- [WRITTEN INSTRUCTION] Say how many lines include the word "تاریخ". Reply with nothing but the number.

Rows from a dataset:
------------------------------
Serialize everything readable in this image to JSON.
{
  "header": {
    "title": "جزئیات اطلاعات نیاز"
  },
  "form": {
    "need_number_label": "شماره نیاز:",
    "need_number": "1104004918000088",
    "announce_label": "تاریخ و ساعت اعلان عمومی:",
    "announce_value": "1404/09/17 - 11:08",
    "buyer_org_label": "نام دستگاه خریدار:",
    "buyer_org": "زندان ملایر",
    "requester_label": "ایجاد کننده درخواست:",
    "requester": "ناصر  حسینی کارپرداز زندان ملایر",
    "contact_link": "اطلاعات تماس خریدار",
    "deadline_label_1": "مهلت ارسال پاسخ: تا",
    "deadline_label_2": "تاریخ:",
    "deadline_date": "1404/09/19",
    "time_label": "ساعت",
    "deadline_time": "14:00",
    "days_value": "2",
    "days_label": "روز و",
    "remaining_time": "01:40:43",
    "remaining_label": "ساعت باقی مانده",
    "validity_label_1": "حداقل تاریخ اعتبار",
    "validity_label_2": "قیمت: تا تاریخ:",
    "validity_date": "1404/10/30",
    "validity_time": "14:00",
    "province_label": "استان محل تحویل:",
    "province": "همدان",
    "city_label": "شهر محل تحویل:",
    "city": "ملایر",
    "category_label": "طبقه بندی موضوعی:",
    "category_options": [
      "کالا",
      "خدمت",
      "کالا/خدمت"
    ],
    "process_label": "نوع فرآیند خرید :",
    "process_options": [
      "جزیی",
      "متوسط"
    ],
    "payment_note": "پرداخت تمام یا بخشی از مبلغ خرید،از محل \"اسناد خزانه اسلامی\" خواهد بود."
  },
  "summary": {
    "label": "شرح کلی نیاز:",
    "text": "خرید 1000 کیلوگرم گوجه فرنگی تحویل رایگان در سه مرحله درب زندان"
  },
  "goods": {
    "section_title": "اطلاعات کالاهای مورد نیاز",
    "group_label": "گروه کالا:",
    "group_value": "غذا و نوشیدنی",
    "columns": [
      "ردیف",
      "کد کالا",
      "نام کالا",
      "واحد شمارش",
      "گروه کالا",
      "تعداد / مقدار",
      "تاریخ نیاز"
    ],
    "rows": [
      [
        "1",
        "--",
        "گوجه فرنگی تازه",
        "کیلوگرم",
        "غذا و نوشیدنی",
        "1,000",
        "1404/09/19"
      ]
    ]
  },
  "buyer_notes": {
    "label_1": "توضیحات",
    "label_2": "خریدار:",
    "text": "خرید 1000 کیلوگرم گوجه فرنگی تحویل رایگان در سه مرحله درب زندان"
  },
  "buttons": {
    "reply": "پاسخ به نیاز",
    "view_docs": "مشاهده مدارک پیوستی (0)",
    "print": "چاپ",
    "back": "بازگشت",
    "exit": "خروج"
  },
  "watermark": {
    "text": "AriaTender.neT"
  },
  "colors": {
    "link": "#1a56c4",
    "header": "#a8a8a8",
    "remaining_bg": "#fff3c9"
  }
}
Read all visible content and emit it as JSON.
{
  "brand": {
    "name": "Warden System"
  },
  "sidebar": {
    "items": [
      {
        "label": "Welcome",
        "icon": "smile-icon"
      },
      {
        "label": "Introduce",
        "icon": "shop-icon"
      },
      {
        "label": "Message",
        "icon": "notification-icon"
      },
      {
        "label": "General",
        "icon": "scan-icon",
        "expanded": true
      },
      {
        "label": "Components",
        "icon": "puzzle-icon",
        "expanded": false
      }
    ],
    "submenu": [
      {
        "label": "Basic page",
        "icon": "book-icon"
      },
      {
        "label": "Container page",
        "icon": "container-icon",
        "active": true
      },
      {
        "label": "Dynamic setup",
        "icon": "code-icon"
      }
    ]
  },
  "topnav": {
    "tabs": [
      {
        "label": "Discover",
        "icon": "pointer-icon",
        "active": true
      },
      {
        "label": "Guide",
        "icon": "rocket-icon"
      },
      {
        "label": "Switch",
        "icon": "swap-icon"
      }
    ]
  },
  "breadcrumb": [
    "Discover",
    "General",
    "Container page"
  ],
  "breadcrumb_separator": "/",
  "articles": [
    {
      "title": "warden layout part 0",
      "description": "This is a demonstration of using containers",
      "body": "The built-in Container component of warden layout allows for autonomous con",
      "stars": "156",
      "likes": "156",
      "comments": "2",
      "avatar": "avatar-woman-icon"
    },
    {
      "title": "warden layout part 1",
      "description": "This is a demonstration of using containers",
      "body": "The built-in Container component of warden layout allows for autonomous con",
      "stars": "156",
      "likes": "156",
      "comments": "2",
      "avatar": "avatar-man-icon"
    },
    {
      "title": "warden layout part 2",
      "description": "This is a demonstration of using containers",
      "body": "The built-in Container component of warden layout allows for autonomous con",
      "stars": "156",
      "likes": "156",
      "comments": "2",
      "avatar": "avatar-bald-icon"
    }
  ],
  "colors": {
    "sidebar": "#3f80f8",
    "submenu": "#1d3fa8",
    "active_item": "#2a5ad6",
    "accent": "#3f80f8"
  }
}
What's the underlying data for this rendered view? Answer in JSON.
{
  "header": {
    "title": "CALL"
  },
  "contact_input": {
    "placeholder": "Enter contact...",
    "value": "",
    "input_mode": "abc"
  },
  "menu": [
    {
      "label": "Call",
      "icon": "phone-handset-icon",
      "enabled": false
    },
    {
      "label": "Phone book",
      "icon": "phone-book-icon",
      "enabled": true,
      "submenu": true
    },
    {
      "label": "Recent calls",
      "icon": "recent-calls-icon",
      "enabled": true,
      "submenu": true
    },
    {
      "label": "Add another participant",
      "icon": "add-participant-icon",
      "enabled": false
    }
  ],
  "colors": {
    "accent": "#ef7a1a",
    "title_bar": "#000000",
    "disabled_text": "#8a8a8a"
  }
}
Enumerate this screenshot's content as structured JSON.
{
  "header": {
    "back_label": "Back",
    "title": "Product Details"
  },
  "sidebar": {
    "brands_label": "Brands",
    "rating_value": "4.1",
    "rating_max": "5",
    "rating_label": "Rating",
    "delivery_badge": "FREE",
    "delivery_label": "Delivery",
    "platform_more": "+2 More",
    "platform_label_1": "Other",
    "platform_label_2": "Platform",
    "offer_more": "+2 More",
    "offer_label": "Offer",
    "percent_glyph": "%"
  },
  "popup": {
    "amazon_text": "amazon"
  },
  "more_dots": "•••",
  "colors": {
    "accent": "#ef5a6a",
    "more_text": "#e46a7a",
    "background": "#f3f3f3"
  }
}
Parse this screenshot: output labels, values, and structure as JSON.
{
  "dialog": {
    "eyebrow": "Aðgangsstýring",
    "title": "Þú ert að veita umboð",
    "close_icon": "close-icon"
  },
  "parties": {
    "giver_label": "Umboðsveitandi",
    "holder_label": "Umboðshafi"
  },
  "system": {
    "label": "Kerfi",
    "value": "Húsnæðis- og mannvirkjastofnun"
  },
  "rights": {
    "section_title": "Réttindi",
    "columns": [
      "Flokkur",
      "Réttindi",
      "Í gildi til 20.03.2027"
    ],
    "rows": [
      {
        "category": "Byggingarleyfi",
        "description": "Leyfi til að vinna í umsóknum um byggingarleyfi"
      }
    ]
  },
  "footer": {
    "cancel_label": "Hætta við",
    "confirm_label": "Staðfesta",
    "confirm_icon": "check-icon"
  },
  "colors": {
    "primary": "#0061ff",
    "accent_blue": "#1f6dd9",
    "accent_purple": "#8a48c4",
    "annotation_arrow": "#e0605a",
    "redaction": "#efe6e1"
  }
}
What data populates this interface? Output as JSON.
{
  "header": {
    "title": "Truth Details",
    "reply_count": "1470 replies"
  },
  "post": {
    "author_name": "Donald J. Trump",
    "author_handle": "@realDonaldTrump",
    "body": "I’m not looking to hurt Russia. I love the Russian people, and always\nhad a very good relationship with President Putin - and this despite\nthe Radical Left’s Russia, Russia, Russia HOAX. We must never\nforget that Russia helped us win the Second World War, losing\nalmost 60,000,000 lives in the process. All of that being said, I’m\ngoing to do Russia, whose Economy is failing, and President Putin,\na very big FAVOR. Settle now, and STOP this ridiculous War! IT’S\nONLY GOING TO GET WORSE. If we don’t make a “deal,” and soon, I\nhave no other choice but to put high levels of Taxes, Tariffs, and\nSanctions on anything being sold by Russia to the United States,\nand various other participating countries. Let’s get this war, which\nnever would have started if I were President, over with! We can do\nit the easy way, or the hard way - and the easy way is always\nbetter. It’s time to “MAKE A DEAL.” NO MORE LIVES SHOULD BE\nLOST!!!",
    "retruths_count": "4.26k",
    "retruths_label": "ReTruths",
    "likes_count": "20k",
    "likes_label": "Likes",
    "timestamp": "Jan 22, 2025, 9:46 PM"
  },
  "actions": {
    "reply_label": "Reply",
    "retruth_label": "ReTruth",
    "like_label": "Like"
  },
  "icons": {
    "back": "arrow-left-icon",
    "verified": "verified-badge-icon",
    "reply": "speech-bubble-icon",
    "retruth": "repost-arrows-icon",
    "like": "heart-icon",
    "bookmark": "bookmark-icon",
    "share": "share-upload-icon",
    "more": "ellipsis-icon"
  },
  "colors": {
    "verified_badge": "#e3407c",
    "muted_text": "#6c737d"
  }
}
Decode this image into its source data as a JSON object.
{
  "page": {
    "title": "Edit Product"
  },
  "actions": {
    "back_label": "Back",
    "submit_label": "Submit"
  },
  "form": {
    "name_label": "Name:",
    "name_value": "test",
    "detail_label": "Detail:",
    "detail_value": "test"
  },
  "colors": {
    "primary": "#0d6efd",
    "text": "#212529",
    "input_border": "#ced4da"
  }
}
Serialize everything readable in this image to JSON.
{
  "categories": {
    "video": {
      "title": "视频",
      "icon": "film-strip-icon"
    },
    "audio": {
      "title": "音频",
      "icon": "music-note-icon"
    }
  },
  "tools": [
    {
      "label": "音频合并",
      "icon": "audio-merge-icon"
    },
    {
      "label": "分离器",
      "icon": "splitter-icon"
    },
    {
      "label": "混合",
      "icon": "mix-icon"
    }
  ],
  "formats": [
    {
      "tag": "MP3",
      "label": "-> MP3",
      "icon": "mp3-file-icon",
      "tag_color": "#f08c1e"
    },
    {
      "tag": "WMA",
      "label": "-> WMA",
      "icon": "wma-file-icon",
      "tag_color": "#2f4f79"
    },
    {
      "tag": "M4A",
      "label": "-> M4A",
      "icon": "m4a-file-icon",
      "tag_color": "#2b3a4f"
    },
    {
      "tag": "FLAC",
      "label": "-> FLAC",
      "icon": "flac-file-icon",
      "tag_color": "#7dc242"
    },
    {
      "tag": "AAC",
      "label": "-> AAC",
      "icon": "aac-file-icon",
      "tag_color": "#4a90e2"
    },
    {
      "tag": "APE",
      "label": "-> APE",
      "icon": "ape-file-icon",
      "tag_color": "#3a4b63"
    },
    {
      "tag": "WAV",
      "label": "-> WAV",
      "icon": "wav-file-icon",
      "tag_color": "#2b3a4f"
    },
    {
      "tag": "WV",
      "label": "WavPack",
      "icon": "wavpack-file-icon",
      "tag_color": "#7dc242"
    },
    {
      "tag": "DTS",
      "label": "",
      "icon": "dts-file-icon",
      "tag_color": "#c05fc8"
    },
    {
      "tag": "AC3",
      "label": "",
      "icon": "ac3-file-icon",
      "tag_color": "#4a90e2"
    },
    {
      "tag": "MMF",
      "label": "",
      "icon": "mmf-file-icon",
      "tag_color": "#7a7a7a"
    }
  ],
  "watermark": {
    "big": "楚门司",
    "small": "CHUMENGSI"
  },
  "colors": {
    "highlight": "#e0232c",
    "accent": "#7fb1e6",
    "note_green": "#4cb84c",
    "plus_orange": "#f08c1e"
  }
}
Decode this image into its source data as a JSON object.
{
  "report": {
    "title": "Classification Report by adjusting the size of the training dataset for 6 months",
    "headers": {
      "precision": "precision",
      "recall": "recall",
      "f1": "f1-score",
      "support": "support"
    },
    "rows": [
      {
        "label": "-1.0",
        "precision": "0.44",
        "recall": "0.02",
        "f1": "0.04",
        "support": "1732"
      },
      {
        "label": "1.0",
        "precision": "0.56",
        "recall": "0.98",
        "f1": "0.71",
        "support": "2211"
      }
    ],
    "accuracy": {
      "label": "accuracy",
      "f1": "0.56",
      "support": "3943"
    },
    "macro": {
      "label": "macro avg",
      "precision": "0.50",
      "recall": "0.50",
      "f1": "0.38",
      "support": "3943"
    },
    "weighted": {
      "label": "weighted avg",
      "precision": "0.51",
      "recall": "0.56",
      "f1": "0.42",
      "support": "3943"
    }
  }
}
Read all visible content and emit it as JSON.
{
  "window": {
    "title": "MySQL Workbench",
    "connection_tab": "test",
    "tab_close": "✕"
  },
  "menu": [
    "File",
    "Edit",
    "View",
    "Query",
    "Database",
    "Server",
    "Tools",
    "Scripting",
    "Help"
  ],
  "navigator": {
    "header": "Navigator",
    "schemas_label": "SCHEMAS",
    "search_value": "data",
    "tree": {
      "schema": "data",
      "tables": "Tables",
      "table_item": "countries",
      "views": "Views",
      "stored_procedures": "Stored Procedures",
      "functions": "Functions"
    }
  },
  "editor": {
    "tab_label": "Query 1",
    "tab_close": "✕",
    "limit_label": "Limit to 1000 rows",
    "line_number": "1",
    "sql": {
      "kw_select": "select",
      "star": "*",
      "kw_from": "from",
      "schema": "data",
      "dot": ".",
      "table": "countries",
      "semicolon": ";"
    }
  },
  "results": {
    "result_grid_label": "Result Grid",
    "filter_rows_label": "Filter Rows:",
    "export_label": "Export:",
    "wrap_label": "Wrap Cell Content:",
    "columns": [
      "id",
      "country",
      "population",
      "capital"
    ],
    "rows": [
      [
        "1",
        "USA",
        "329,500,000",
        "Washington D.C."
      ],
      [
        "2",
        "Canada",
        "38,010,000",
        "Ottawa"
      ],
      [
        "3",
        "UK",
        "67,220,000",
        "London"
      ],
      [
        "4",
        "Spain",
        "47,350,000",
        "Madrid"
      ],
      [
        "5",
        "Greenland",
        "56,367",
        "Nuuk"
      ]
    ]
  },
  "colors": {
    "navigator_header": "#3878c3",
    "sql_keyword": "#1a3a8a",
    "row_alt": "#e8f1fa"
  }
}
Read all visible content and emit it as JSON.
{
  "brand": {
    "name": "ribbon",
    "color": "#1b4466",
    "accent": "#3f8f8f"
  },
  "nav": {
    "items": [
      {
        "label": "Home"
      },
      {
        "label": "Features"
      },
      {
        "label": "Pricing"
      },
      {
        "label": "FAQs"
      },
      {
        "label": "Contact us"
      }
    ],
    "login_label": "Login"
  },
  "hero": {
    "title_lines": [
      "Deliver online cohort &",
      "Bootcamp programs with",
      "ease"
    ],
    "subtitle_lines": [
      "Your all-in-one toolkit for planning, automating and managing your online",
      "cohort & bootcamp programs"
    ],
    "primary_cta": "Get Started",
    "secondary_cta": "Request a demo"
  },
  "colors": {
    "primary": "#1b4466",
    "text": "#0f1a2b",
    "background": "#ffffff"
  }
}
------------------------------
- [CORRECT RESULT] 5